**Direction**
Sort through the data and copy the lines holding the word "Power".

+++ Items

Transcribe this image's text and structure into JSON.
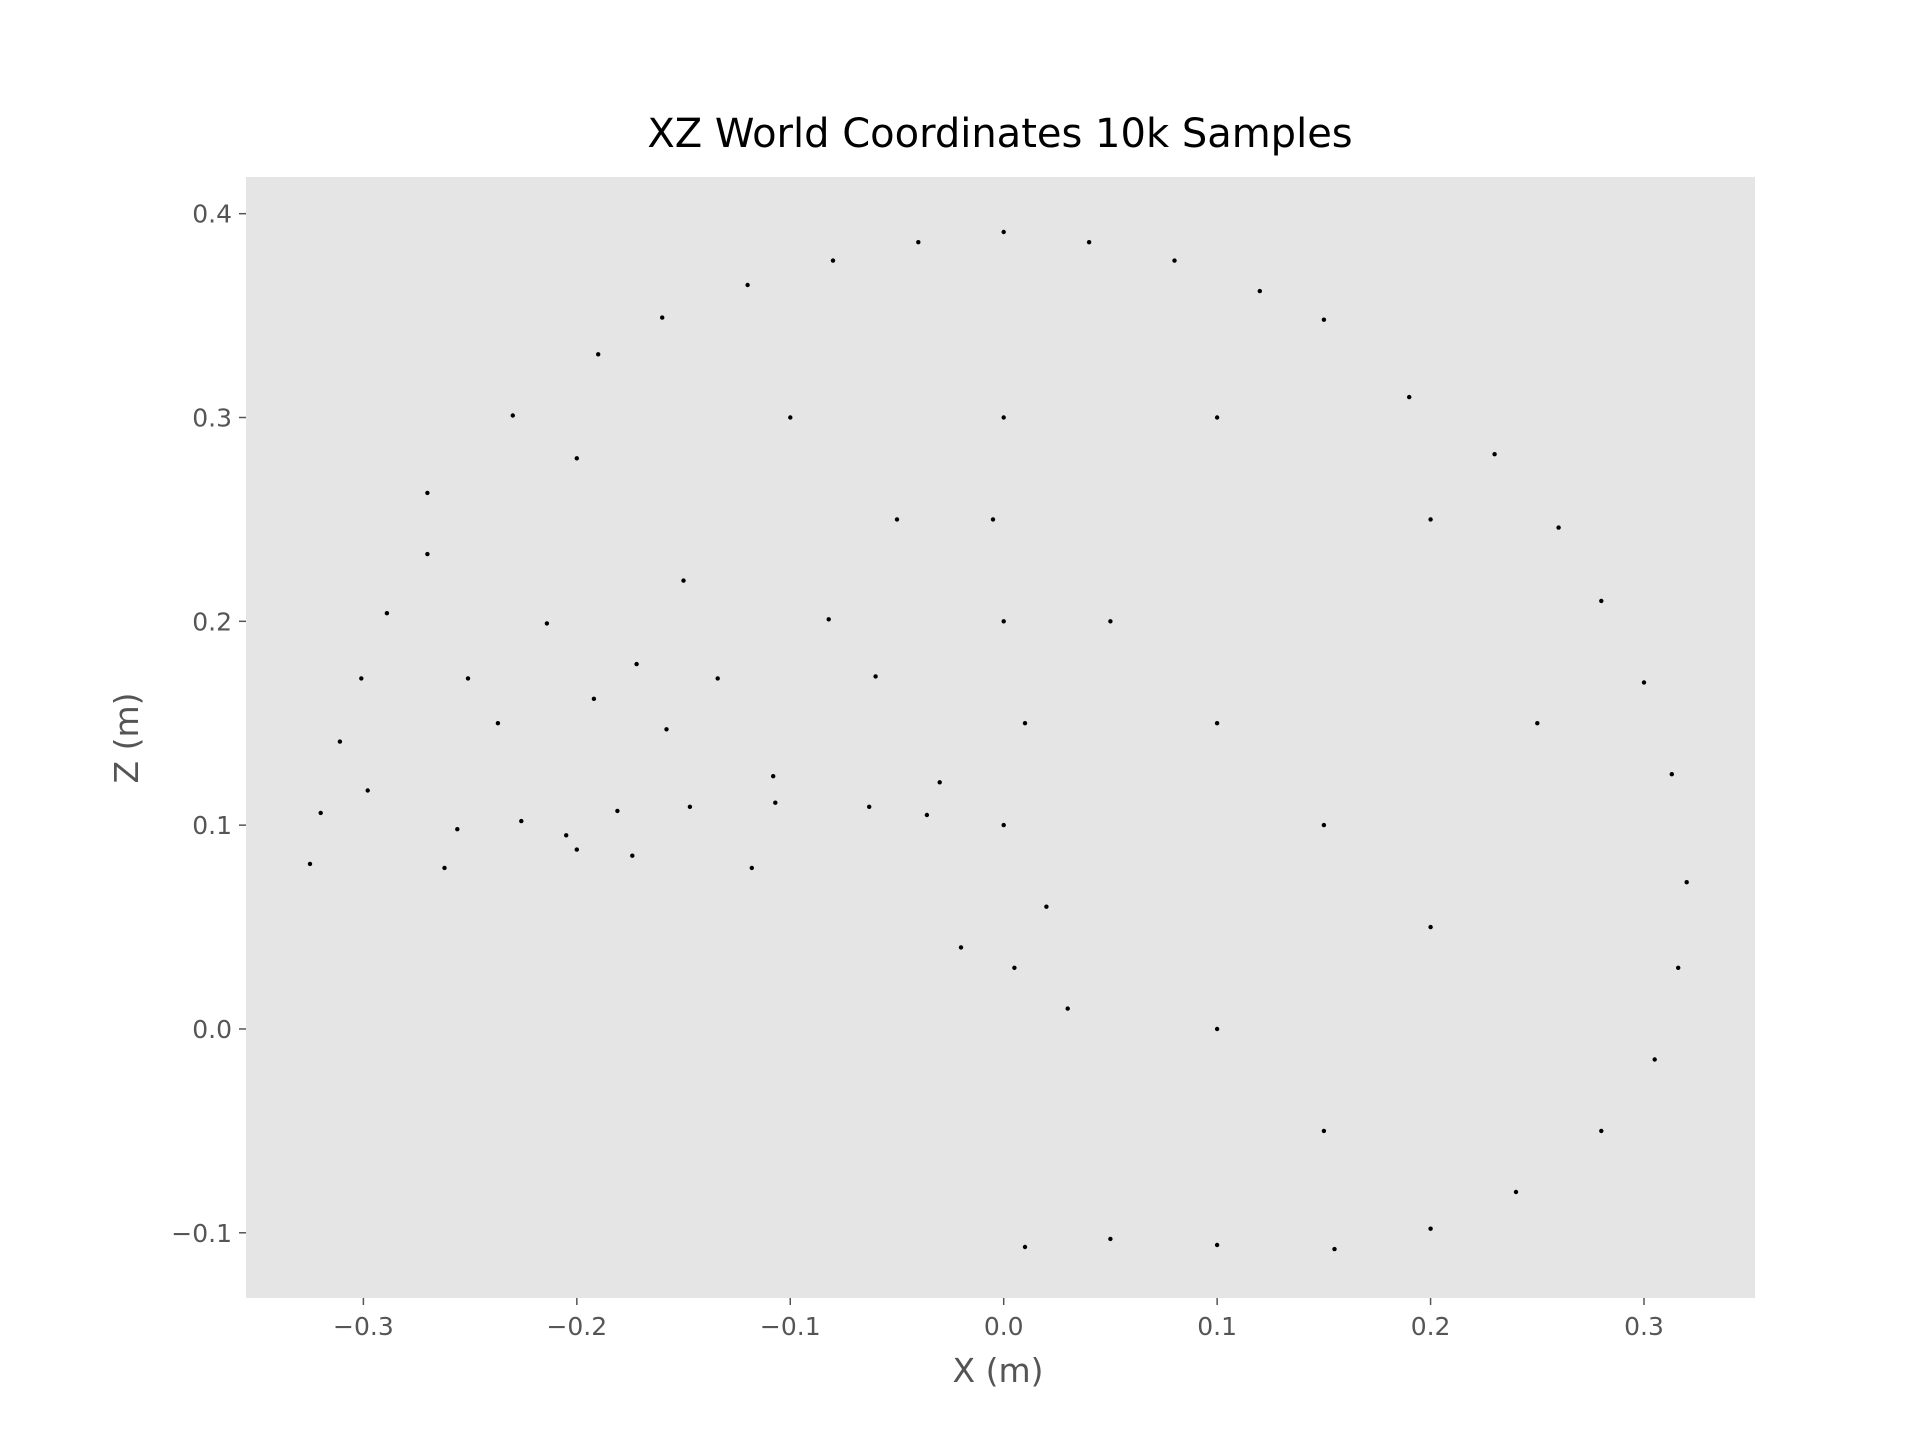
{
  "chart_data": {
    "type": "scatter",
    "title": "XZ World Coordinates 10k Samples",
    "xlabel": "X (m)",
    "ylabel": "Z (m)",
    "xlim": [
      -0.355,
      0.352
    ],
    "ylim": [
      -0.132,
      0.418
    ],
    "x_ticks": [
      {
        "value": -0.3,
        "label": "−0.3"
      },
      {
        "value": -0.2,
        "label": "−0.2"
      },
      {
        "value": -0.1,
        "label": "−0.1"
      },
      {
        "value": 0.0,
        "label": "0.0"
      },
      {
        "value": 0.1,
        "label": "0.1"
      },
      {
        "value": 0.2,
        "label": "0.2"
      },
      {
        "value": 0.3,
        "label": "0.3"
      }
    ],
    "y_ticks": [
      {
        "value": -0.1,
        "label": "−0.1"
      },
      {
        "value": 0.0,
        "label": "0.0"
      },
      {
        "value": 0.1,
        "label": "0.1"
      },
      {
        "value": 0.2,
        "label": "0.2"
      },
      {
        "value": 0.3,
        "label": "0.3"
      },
      {
        "value": 0.4,
        "label": "0.4"
      }
    ],
    "grid": false,
    "legend": "none",
    "colors": {
      "plot_background": "#e5e5e5",
      "marker": "#000000",
      "tick_and_label": "#555555",
      "title": "#000000"
    },
    "series": [
      {
        "sample_count": 10000,
        "points": [
          [
            -0.325,
            0.081
          ],
          [
            -0.32,
            0.106
          ],
          [
            -0.311,
            0.141
          ],
          [
            -0.298,
            0.117
          ],
          [
            -0.262,
            0.079
          ],
          [
            -0.256,
            0.098
          ],
          [
            -0.226,
            0.102
          ],
          [
            -0.205,
            0.095
          ],
          [
            -0.2,
            0.088
          ],
          [
            -0.181,
            0.107
          ],
          [
            -0.174,
            0.085
          ],
          [
            -0.147,
            0.109
          ],
          [
            -0.118,
            0.079
          ],
          [
            -0.107,
            0.111
          ],
          [
            -0.063,
            0.109
          ],
          [
            -0.036,
            0.105
          ],
          [
            -0.301,
            0.172
          ],
          [
            -0.289,
            0.204
          ],
          [
            -0.27,
            0.233
          ],
          [
            -0.251,
            0.172
          ],
          [
            -0.237,
            0.15
          ],
          [
            -0.214,
            0.199
          ],
          [
            -0.192,
            0.162
          ],
          [
            -0.172,
            0.179
          ],
          [
            -0.158,
            0.147
          ],
          [
            -0.134,
            0.172
          ],
          [
            -0.108,
            0.124
          ],
          [
            -0.082,
            0.201
          ],
          [
            -0.06,
            0.173
          ],
          [
            -0.03,
            0.121
          ],
          [
            -0.27,
            0.263
          ],
          [
            -0.23,
            0.301
          ],
          [
            -0.19,
            0.331
          ],
          [
            -0.16,
            0.349
          ],
          [
            -0.12,
            0.365
          ],
          [
            -0.08,
            0.377
          ],
          [
            -0.04,
            0.386
          ],
          [
            0.0,
            0.391
          ],
          [
            0.04,
            0.386
          ],
          [
            0.08,
            0.377
          ],
          [
            0.12,
            0.362
          ],
          [
            0.15,
            0.348
          ],
          [
            0.19,
            0.31
          ],
          [
            0.23,
            0.282
          ],
          [
            0.26,
            0.246
          ],
          [
            0.28,
            0.21
          ],
          [
            0.3,
            0.17
          ],
          [
            0.313,
            0.125
          ],
          [
            0.32,
            0.072
          ],
          [
            0.316,
            0.03
          ],
          [
            0.305,
            -0.015
          ],
          [
            0.28,
            -0.05
          ],
          [
            0.24,
            -0.08
          ],
          [
            0.2,
            -0.098
          ],
          [
            0.155,
            -0.108
          ],
          [
            0.1,
            -0.106
          ],
          [
            0.05,
            -0.103
          ],
          [
            0.01,
            -0.107
          ],
          [
            0.005,
            0.03
          ],
          [
            0.02,
            0.06
          ],
          [
            -0.02,
            0.04
          ],
          [
            0.03,
            0.01
          ],
          [
            0.0,
            0.1
          ],
          [
            0.01,
            0.15
          ],
          [
            0.0,
            0.2
          ],
          [
            -0.005,
            0.25
          ],
          [
            0.0,
            0.3
          ],
          [
            0.05,
            0.2
          ],
          [
            0.1,
            0.15
          ],
          [
            0.15,
            0.1
          ],
          [
            0.2,
            0.05
          ],
          [
            0.1,
            0.0
          ],
          [
            0.15,
            -0.05
          ],
          [
            0.25,
            0.15
          ],
          [
            0.2,
            0.25
          ],
          [
            0.1,
            0.3
          ],
          [
            -0.1,
            0.3
          ],
          [
            -0.2,
            0.28
          ],
          [
            -0.05,
            0.25
          ],
          [
            -0.15,
            0.22
          ]
        ]
      }
    ]
  }
}
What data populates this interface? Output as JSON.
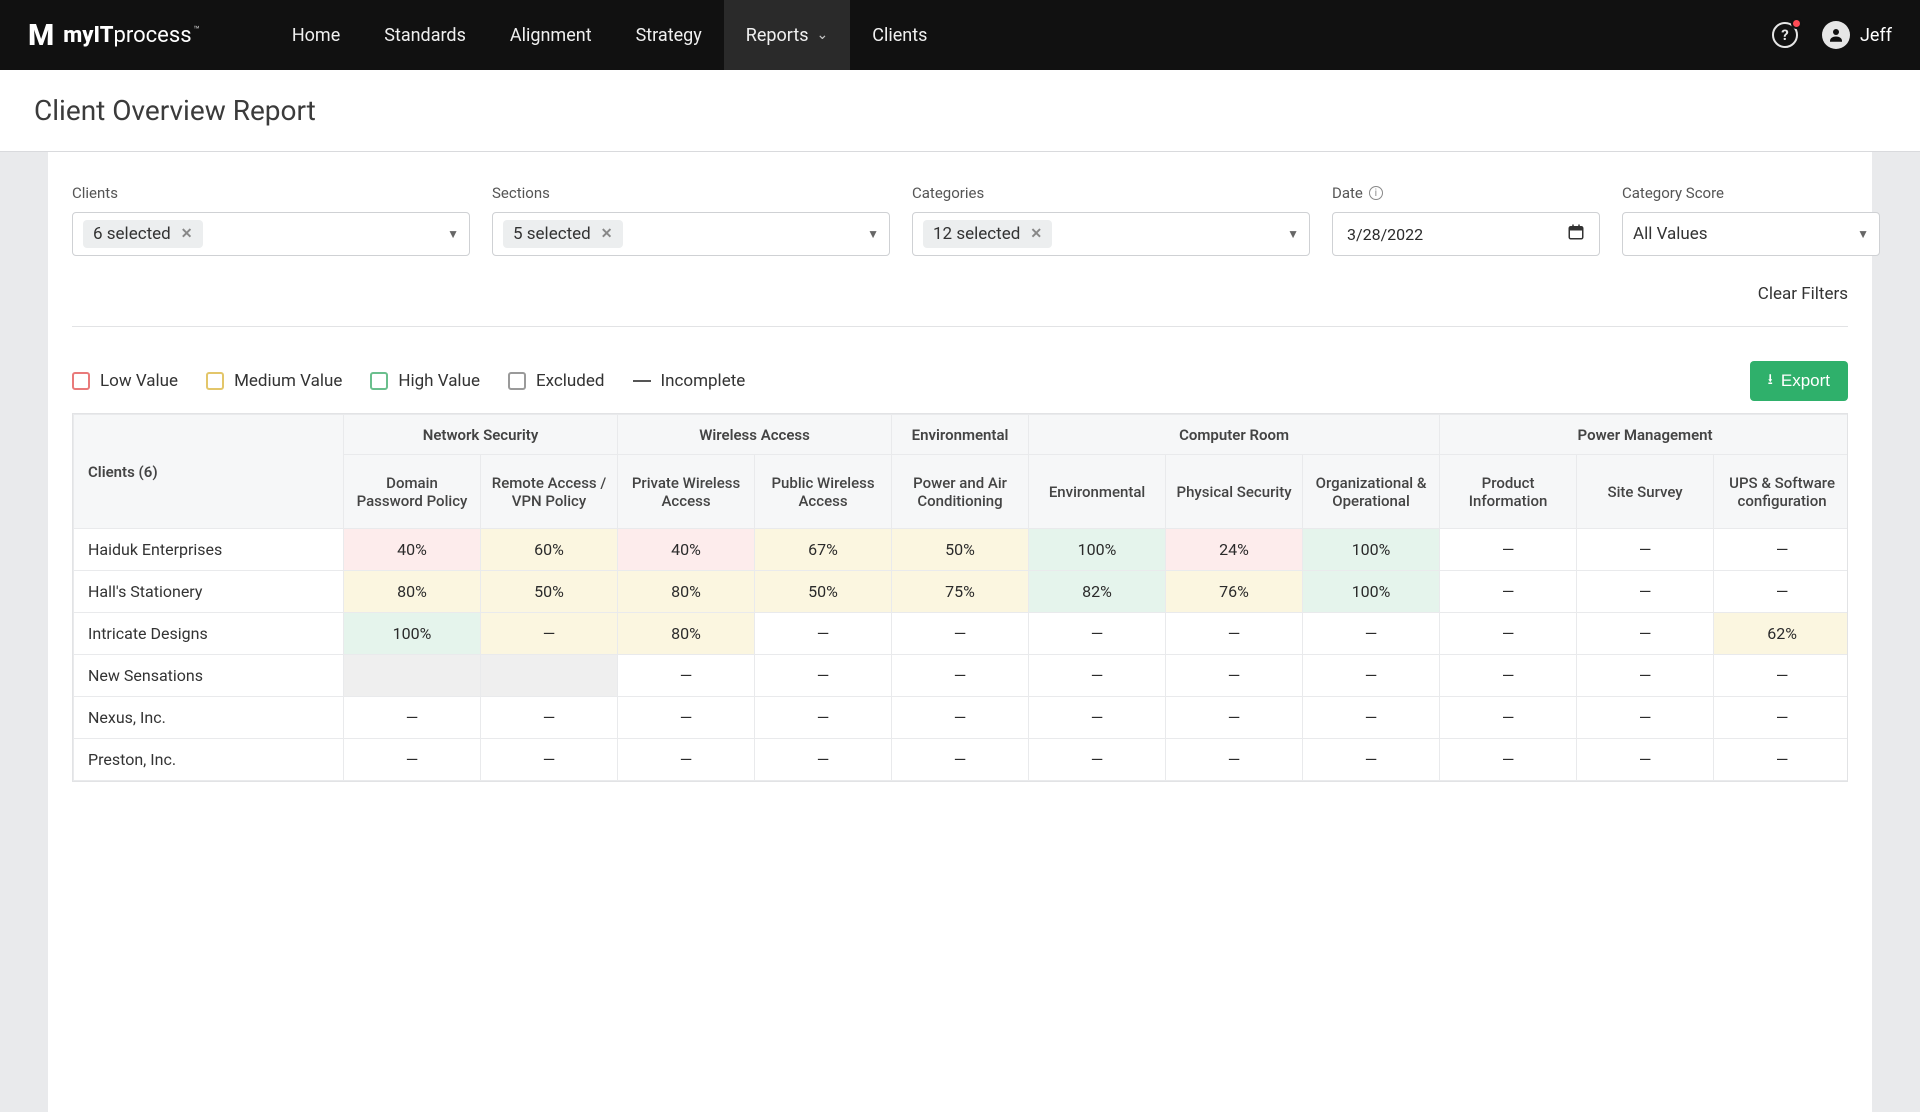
{
  "brand": {
    "mark": "M",
    "name_bold": "myIT",
    "name_light": "process"
  },
  "nav": {
    "items": [
      {
        "label": "Home"
      },
      {
        "label": "Standards"
      },
      {
        "label": "Alignment"
      },
      {
        "label": "Strategy"
      },
      {
        "label": "Reports",
        "active": true,
        "dropdown": true
      },
      {
        "label": "Clients"
      }
    ]
  },
  "user": {
    "name": "Jeff"
  },
  "page_title": "Client Overview Report",
  "filters": {
    "clients": {
      "label": "Clients",
      "chip": "6 selected"
    },
    "sections": {
      "label": "Sections",
      "chip": "5 selected"
    },
    "categories": {
      "label": "Categories",
      "chip": "12 selected"
    },
    "date": {
      "label": "Date",
      "value": "3/28/2022"
    },
    "score": {
      "label": "Category Score",
      "value": "All Values"
    },
    "clear": "Clear Filters"
  },
  "legend": {
    "low": "Low Value",
    "med": "Medium Value",
    "high": "High Value",
    "excl": "Excluded",
    "inc": "Incomplete"
  },
  "export_label": "Export",
  "table": {
    "clients_header": "Clients (6)",
    "groups": [
      {
        "label": "Network Security",
        "cols": [
          "Domain Password Policy",
          "Remote Access / VPN Policy"
        ]
      },
      {
        "label": "Wireless Access",
        "cols": [
          "Private Wireless Access",
          "Public Wireless Access"
        ]
      },
      {
        "label": "Environmental",
        "cols": [
          "Power and Air Conditioning"
        ]
      },
      {
        "label": "Computer Room",
        "cols": [
          "Environmental",
          "Physical Security",
          "Organizational & Operational"
        ]
      },
      {
        "label": "Power Management",
        "cols": [
          "Product Information",
          "Site Survey",
          "UPS & Software configuration"
        ]
      }
    ],
    "rows": [
      {
        "name": "Haiduk Enterprises",
        "cells": [
          {
            "v": "40%",
            "c": "low"
          },
          {
            "v": "60%",
            "c": "med"
          },
          {
            "v": "40%",
            "c": "low"
          },
          {
            "v": "67%",
            "c": "med"
          },
          {
            "v": "50%",
            "c": "med"
          },
          {
            "v": "100%",
            "c": "high"
          },
          {
            "v": "24%",
            "c": "low"
          },
          {
            "v": "100%",
            "c": "high"
          },
          {
            "v": "—"
          },
          {
            "v": "—"
          },
          {
            "v": "—"
          }
        ]
      },
      {
        "name": "Hall's Stationery",
        "cells": [
          {
            "v": "80%",
            "c": "med"
          },
          {
            "v": "50%",
            "c": "med"
          },
          {
            "v": "80%",
            "c": "med"
          },
          {
            "v": "50%",
            "c": "med"
          },
          {
            "v": "75%",
            "c": "med"
          },
          {
            "v": "82%",
            "c": "high"
          },
          {
            "v": "76%",
            "c": "med"
          },
          {
            "v": "100%",
            "c": "high"
          },
          {
            "v": "—"
          },
          {
            "v": "—"
          },
          {
            "v": "—"
          }
        ]
      },
      {
        "name": "Intricate Designs",
        "cells": [
          {
            "v": "100%",
            "c": "high"
          },
          {
            "v": "—",
            "c": "med"
          },
          {
            "v": "80%",
            "c": "med"
          },
          {
            "v": "—"
          },
          {
            "v": "—"
          },
          {
            "v": "—"
          },
          {
            "v": "—"
          },
          {
            "v": "—"
          },
          {
            "v": "—"
          },
          {
            "v": "—"
          },
          {
            "v": "62%",
            "c": "med"
          }
        ]
      },
      {
        "name": "New Sensations",
        "cells": [
          {
            "v": "",
            "c": "grey"
          },
          {
            "v": "",
            "c": "grey"
          },
          {
            "v": "—"
          },
          {
            "v": "—"
          },
          {
            "v": "—"
          },
          {
            "v": "—"
          },
          {
            "v": "—"
          },
          {
            "v": "—"
          },
          {
            "v": "—"
          },
          {
            "v": "—"
          },
          {
            "v": "—"
          }
        ]
      },
      {
        "name": "Nexus, Inc.",
        "cells": [
          {
            "v": "—"
          },
          {
            "v": "—"
          },
          {
            "v": "—"
          },
          {
            "v": "—"
          },
          {
            "v": "—"
          },
          {
            "v": "—"
          },
          {
            "v": "—"
          },
          {
            "v": "—"
          },
          {
            "v": "—"
          },
          {
            "v": "—"
          },
          {
            "v": "—"
          }
        ]
      },
      {
        "name": "Preston, Inc.",
        "cells": [
          {
            "v": "—"
          },
          {
            "v": "—"
          },
          {
            "v": "—"
          },
          {
            "v": "—"
          },
          {
            "v": "—"
          },
          {
            "v": "—"
          },
          {
            "v": "—"
          },
          {
            "v": "—"
          },
          {
            "v": "—"
          },
          {
            "v": "—"
          },
          {
            "v": "—"
          }
        ]
      }
    ]
  },
  "colors": {
    "low_bg": "#fdecec",
    "med_bg": "#fbf6e0",
    "high_bg": "#e5f4ec",
    "grey_bg": "#efefef",
    "export": "#2fb06b"
  }
}
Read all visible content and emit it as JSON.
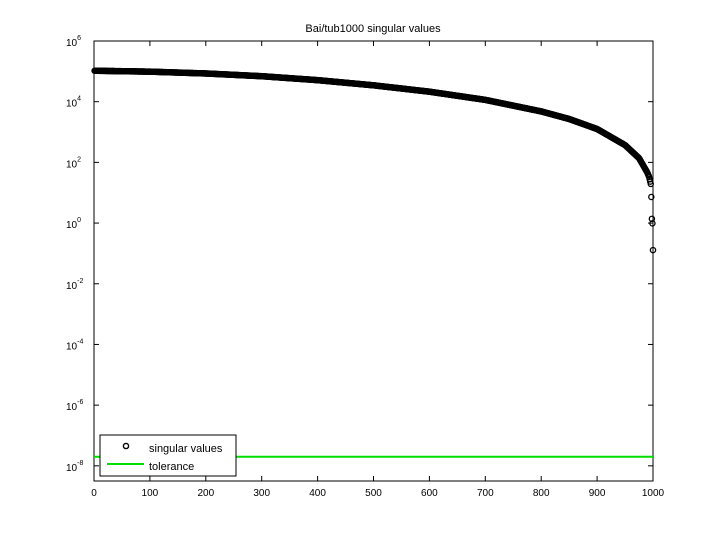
{
  "chart_data": {
    "type": "scatter",
    "title": "Bai/tub1000 singular values",
    "xlabel": "",
    "ylabel": "",
    "xlim": [
      0,
      1000
    ],
    "ylim_log10": [
      -8.5,
      6
    ],
    "y_scale": "log",
    "grid": false,
    "legend_position": "bottom-left",
    "x_ticks": [
      "0",
      "100",
      "200",
      "300",
      "400",
      "500",
      "600",
      "700",
      "800",
      "900",
      "1000"
    ],
    "y_ticks": [
      {
        "base": "10",
        "exp": "6"
      },
      {
        "base": "10",
        "exp": "4"
      },
      {
        "base": "10",
        "exp": "2"
      },
      {
        "base": "10",
        "exp": "0"
      },
      {
        "base": "10",
        "exp": "-2"
      },
      {
        "base": "10",
        "exp": "-4"
      },
      {
        "base": "10",
        "exp": "-6"
      },
      {
        "base": "10",
        "exp": "-8"
      }
    ],
    "series": [
      {
        "name": "singular values",
        "marker": "circle",
        "color": "#000000",
        "profile_log10": [
          [
            1,
            5.02
          ],
          [
            100,
            4.99
          ],
          [
            200,
            4.93
          ],
          [
            300,
            4.84
          ],
          [
            400,
            4.71
          ],
          [
            500,
            4.54
          ],
          [
            600,
            4.33
          ],
          [
            700,
            4.06
          ],
          [
            800,
            3.68
          ],
          [
            850,
            3.43
          ],
          [
            900,
            3.1
          ],
          [
            950,
            2.57
          ],
          [
            975,
            2.14
          ],
          [
            990,
            1.66
          ],
          [
            993,
            1.52
          ],
          [
            996,
            1.29
          ],
          [
            997,
            0.86
          ],
          [
            998,
            0.14
          ],
          [
            999,
            -0.01
          ],
          [
            1000,
            -0.89
          ]
        ]
      },
      {
        "name": "tolerance",
        "type": "line",
        "color": "#00dd00",
        "y_log10": -7.7
      }
    ]
  }
}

++++++

**Answer to the problem**
          "Power and Air Conditioning"
        "label": "Power Management",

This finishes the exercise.